- WORK TO BE COMPLETED -
Find the lines that contain the word "russia" and copy each one.

## BEGIN EXCERPTED DATA

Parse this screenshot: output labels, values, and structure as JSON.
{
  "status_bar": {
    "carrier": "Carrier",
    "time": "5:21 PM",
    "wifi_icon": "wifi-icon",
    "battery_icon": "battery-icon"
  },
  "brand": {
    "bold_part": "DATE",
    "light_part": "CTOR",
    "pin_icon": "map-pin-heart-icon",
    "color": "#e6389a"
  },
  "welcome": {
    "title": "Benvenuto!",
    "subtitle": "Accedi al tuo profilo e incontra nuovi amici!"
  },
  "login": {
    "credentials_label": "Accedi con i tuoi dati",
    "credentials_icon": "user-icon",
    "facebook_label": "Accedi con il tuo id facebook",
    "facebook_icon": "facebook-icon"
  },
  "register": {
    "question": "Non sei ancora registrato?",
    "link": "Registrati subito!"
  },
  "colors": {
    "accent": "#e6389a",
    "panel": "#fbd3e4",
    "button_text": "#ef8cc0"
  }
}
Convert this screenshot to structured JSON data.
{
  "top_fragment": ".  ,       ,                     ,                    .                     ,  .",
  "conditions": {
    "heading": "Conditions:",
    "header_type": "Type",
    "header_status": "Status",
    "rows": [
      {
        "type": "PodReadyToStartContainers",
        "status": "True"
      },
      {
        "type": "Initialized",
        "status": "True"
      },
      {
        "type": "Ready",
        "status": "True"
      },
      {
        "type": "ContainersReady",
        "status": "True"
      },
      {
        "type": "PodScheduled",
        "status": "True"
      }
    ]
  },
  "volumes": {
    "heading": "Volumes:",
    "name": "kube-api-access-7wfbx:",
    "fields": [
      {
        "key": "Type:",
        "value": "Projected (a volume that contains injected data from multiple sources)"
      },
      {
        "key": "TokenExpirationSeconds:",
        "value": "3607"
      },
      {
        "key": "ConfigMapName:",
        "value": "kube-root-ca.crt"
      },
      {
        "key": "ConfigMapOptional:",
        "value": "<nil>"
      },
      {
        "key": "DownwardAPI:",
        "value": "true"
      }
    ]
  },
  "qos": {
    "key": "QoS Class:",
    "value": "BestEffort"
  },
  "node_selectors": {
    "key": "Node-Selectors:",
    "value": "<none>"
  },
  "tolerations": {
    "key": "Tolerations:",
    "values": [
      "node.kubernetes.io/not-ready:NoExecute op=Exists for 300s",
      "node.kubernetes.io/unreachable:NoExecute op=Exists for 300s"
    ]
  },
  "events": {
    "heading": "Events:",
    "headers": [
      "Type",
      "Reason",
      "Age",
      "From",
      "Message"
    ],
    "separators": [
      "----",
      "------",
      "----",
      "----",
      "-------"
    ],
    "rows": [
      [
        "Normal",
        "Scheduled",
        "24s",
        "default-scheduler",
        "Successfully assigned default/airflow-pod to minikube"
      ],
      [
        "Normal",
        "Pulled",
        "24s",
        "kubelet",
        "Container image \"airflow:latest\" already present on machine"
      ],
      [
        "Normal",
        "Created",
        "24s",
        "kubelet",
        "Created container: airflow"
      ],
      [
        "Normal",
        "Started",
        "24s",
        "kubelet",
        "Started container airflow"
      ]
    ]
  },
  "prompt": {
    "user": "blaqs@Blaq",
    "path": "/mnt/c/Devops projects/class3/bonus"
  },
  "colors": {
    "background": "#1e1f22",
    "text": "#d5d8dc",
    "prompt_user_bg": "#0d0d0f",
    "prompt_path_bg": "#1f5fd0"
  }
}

## END EXCERPTED DATA
## BEGIN EXCERPTED DATA

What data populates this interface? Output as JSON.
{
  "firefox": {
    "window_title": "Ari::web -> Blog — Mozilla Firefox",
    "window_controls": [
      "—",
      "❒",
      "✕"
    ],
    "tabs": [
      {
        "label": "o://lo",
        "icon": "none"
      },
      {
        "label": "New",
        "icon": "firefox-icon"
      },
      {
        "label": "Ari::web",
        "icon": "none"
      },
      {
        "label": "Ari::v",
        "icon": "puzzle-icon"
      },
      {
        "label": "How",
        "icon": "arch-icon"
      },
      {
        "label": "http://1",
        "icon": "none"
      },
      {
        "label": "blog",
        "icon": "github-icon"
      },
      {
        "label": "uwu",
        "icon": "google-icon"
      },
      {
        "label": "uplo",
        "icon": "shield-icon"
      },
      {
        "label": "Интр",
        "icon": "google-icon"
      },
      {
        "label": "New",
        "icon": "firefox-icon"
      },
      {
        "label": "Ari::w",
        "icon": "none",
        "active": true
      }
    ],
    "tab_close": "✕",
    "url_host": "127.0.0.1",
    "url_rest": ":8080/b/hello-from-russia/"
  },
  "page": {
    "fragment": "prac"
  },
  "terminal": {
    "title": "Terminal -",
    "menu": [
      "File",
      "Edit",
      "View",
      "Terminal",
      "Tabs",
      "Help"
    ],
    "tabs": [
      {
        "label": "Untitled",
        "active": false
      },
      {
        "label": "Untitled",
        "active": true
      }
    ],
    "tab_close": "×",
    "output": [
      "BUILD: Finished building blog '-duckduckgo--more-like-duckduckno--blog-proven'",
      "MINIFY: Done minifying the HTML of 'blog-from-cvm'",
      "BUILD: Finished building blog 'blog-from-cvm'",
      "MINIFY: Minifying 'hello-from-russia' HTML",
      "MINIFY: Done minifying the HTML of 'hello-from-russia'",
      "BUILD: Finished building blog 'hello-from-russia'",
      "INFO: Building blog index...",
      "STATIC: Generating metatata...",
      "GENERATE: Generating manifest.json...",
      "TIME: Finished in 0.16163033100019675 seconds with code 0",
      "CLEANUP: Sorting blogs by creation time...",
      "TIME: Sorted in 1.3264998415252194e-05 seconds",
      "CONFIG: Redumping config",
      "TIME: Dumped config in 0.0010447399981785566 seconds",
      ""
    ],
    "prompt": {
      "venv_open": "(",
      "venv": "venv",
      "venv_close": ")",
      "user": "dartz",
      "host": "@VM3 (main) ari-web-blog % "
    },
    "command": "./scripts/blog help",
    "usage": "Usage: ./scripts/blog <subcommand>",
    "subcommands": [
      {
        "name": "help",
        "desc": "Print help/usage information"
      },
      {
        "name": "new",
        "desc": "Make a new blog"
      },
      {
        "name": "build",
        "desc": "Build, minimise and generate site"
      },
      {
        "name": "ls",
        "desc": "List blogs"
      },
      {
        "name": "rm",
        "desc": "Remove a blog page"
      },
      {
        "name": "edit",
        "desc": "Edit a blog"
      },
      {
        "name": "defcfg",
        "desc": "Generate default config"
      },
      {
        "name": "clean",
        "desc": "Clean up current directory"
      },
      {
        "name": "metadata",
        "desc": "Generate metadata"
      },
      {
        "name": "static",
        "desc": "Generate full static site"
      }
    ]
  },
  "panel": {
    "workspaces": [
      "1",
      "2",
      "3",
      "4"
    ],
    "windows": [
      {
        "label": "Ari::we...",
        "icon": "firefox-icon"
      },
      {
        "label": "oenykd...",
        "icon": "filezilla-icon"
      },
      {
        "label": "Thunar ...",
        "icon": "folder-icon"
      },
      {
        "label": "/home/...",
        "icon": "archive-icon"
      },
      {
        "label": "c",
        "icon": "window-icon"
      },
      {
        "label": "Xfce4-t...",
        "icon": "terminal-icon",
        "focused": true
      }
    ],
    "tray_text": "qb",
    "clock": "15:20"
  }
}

## END EXCERPTED DATA

- WRITTEN RESPONSE -
    "url_rest": ":8080/b/hello-from-russia/"
      "MINIFY: Minifying 'hello-from-russia' HTML",
      "MINIFY: Done minifying the HTML of 'hello-from-russia'",
      "BUILD: Finished building blog 'hello-from-russia'",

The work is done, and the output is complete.